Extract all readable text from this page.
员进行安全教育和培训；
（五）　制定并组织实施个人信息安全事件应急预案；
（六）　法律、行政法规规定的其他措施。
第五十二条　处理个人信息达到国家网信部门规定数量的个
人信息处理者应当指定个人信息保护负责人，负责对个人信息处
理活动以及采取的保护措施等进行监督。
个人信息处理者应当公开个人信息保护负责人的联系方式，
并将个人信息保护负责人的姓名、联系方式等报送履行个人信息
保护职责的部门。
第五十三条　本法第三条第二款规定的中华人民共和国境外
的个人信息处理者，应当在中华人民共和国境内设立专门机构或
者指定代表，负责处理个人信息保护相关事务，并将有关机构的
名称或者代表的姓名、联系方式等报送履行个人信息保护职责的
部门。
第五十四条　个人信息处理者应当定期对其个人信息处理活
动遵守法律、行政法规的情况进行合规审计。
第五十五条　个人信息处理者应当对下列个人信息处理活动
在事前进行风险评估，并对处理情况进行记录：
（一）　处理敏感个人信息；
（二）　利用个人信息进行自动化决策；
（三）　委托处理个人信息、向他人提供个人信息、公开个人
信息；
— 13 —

--

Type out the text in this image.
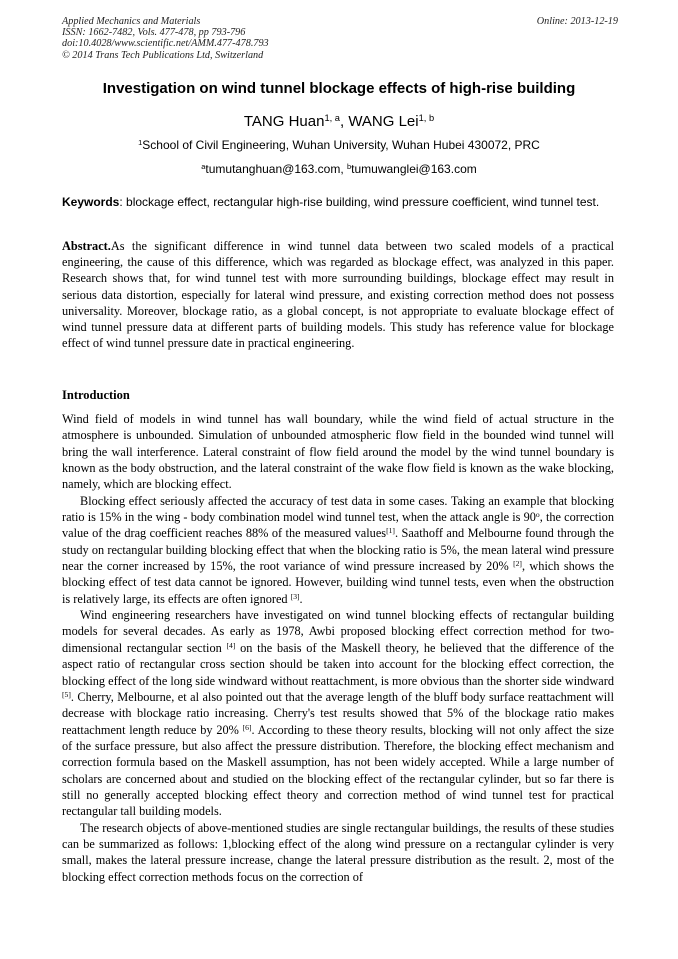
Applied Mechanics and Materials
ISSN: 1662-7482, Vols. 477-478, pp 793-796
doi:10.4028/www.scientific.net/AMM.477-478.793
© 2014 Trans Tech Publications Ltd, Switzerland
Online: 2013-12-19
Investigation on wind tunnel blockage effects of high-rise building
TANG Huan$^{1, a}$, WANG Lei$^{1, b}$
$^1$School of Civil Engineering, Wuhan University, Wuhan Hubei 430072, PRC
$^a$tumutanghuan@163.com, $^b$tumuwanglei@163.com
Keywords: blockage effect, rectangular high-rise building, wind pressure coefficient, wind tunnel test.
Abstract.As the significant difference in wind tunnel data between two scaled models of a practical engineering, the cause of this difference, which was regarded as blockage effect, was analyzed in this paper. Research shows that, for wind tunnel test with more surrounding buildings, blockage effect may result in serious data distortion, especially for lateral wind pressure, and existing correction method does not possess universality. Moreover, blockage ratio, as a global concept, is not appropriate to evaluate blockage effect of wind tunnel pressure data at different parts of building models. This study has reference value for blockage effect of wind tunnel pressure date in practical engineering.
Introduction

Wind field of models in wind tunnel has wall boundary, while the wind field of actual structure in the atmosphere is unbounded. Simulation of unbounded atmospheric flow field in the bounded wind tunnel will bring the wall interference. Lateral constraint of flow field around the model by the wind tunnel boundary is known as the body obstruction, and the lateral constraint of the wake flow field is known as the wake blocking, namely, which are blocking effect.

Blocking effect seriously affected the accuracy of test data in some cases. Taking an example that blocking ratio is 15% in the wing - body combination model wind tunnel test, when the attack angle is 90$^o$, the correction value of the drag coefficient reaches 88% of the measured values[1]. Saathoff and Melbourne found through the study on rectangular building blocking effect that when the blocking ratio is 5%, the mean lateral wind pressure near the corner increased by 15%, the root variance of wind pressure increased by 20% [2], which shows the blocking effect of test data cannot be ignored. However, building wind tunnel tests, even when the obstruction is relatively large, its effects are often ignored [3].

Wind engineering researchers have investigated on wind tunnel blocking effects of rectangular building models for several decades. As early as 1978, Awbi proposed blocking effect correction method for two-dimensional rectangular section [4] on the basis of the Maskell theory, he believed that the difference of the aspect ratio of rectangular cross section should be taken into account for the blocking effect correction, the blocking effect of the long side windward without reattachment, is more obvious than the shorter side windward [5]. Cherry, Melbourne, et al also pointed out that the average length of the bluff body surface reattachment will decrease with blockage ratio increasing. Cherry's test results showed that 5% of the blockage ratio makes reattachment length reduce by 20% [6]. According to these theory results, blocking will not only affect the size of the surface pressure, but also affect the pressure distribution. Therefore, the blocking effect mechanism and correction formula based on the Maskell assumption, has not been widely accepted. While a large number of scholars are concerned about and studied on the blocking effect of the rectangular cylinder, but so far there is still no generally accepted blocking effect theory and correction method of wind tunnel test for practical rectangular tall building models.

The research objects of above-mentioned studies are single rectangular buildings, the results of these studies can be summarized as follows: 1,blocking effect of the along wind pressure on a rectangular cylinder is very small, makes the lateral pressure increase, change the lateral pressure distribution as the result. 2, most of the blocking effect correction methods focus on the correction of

## Aim of the task
Reply with nothing but the number of lines that contain the word "text".

## Response to the task
2